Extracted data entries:
....
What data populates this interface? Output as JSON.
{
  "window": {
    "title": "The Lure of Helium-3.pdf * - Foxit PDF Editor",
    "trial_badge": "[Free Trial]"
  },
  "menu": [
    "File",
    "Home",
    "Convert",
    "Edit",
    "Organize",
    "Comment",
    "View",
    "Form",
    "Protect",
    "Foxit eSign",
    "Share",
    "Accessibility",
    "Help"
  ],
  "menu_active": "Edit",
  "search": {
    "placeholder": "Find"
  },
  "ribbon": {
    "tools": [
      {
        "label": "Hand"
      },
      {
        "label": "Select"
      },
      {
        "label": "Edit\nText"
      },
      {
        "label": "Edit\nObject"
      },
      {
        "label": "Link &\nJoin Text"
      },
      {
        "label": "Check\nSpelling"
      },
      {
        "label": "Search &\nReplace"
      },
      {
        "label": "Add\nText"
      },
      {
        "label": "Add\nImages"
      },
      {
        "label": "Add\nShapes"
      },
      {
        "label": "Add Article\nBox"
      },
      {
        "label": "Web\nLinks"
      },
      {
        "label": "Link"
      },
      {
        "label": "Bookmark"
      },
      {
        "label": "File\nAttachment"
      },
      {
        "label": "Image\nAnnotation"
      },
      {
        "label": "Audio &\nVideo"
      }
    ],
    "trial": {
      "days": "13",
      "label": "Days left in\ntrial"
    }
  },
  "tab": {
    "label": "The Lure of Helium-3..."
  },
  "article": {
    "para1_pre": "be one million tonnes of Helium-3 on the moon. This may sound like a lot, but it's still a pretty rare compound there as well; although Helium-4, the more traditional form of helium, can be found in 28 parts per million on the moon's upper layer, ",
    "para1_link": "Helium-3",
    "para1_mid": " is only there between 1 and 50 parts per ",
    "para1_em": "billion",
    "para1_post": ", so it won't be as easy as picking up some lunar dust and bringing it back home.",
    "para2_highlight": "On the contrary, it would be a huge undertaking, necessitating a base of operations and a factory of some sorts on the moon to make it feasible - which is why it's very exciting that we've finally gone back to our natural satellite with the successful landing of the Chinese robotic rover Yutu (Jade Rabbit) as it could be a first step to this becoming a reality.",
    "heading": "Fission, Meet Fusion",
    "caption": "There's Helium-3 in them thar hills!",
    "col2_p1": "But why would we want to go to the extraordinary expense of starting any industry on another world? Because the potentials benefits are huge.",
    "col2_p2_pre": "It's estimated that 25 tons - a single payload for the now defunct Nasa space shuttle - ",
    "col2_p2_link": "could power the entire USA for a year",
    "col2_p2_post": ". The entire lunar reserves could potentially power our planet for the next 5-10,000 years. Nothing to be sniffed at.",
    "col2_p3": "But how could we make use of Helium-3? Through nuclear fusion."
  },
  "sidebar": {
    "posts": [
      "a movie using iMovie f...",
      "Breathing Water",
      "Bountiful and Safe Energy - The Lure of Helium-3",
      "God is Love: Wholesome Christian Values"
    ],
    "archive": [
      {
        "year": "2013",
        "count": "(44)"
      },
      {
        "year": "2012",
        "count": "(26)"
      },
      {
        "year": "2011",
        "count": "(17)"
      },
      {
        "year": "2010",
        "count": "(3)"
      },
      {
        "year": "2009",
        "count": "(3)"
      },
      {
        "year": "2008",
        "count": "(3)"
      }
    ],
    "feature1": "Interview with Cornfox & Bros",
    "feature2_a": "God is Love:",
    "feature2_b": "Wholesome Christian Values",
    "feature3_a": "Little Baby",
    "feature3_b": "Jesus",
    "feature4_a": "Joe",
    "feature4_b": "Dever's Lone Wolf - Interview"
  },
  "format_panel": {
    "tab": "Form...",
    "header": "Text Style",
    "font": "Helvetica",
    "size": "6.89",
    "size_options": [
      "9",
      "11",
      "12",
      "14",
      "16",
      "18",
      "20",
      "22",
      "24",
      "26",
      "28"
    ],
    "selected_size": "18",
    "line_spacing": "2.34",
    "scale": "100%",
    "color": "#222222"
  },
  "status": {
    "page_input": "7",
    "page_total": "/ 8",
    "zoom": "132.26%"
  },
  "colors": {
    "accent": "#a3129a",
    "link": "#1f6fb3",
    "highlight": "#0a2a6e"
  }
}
....
[TASK OBJECTIVE]
Would you reproduce all the entries exactly?

[EXPECTED ANSWER]
What data populates this interface? Output as JSON.
{
  "window": {
    "title": "The Lure of Helium-3.pdf * - Foxit PDF Editor",
    "trial_badge": "[Free Trial]"
  },
  "menu": [
    "File",
    "Home",
    "Convert",
    "Edit",
    "Organize",
    "Comment",
    "View",
    "Form",
    "Protect",
    "Foxit eSign",
    "Share",
    "Accessibility",
    "Help"
  ],
  "menu_active": "Edit",
  "search": {
    "placeholder": "Find"
  },
  "ribbon": {
    "tools": [
      {
        "label": "Hand"
      },
      {
        "label": "Select"
      },
      {
        "label": "Edit\nText"
      },
      {
        "label": "Edit\nObject"
      },
      {
        "label": "Link &\nJoin Text"
      },
      {
        "label": "Check\nSpelling"
      },
      {
        "label": "Search &\nReplace"
      },
      {
        "label": "Add\nText"
      },
      {
        "label": "Add\nImages"
      },
      {
        "label": "Add\nShapes"
      },
      {
        "label": "Add Article\nBox"
      },
      {
        "label": "Web\nLinks"
      },
      {
        "label": "Link"
      },
      {
        "label": "Bookmark"
      },
      {
        "label": "File\nAttachment"
      },
      {
        "label": "Image\nAnnotation"
      },
      {
        "label": "Audio &\nVideo"
      }
    ],
    "trial": {
      "days": "13",
      "label": "Days left in\ntrial"
    }
  },
  "tab": {
    "label": "The Lure of Helium-3..."
  },
  "article": {
    "para1_pre": "be one million tonnes of Helium-3 on the moon. This may sound like a lot, but it's still a pretty rare compound there as well; although Helium-4, the more traditional form of helium, can be found in 28 parts per million on the moon's upper layer, ",
    "para1_link": "Helium-3",
    "para1_mid": " is only there between 1 and 50 parts per ",
    "para1_em": "billion",
    "para1_post": ", so it won't be as easy as picking up some lunar dust and bringing it back home.",
    "para2_highlight": "On the contrary, it would be a huge undertaking, necessitating a base of operations and a factory of some sorts on the moon to make it feasible - which is why it's very exciting that we've finally gone back to our natural satellite with the successful landing of the Chinese robotic rover Yutu (Jade Rabbit) as it could be a first step to this becoming a reality.",
    "heading": "Fission, Meet Fusion",
    "caption": "There's Helium-3 in them thar hills!",
    "col2_p1": "But why would we want to go to the extraordinary expense of starting any industry on another world? Because the potentials benefits are huge.",
    "col2_p2_pre": "It's estimated that 25 tons - a single payload for the now defunct Nasa space shuttle - ",
    "col2_p2_link": "could power the entire USA for a year",
    "col2_p2_post": ". The entire lunar reserves could potentially power our planet for the next 5-10,000 years. Nothing to be sniffed at.",
    "col2_p3": "But how could we make use of Helium-3? Through nuclear fusion."
  },
  "sidebar": {
    "posts": [
      "a movie using iMovie f...",
      "Breathing Water",
      "Bountiful and Safe Energy - The Lure of Helium-3",
      "God is Love: Wholesome Christian Values"
    ],
    "archive": [
      {
        "year": "2013",
        "count": "(44)"
      },
      {
        "year": "2012",
        "count": "(26)"
      },
      {
        "year": "2011",
        "count": "(17)"
      },
      {
        "year": "2010",
        "count": "(3)"
      },
      {
        "year": "2009",
        "count": "(3)"
      },
      {
        "year": "2008",
        "count": "(3)"
      }
    ],
    "feature1": "Interview with Cornfox & Bros",
    "feature2_a": "God is Love:",
    "feature2_b": "Wholesome Christian Values",
    "feature3_a": "Little Baby",
    "feature3_b": "Jesus",
    "feature4_a": "Joe",
    "feature4_b": "Dever's Lone Wolf - Interview"
  },
  "format_panel": {
    "tab": "Form...",
    "header": "Text Style",
    "font": "Helvetica",
    "size": "6.89",
    "size_options": [
      "9",
      "11",
      "12",
      "14",
      "16",
      "18",
      "20",
      "22",
      "24",
      "26",
      "28"
    ],
    "selected_size": "18",
    "line_spacing": "2.34",
    "scale": "100%",
    "color": "#222222"
  },
  "status": {
    "page_input": "7",
    "page_total": "/ 8",
    "zoom": "132.26%"
  },
  "colors": {
    "accent": "#a3129a",
    "link": "#1f6fb3",
    "highlight": "#0a2a6e"
  }
}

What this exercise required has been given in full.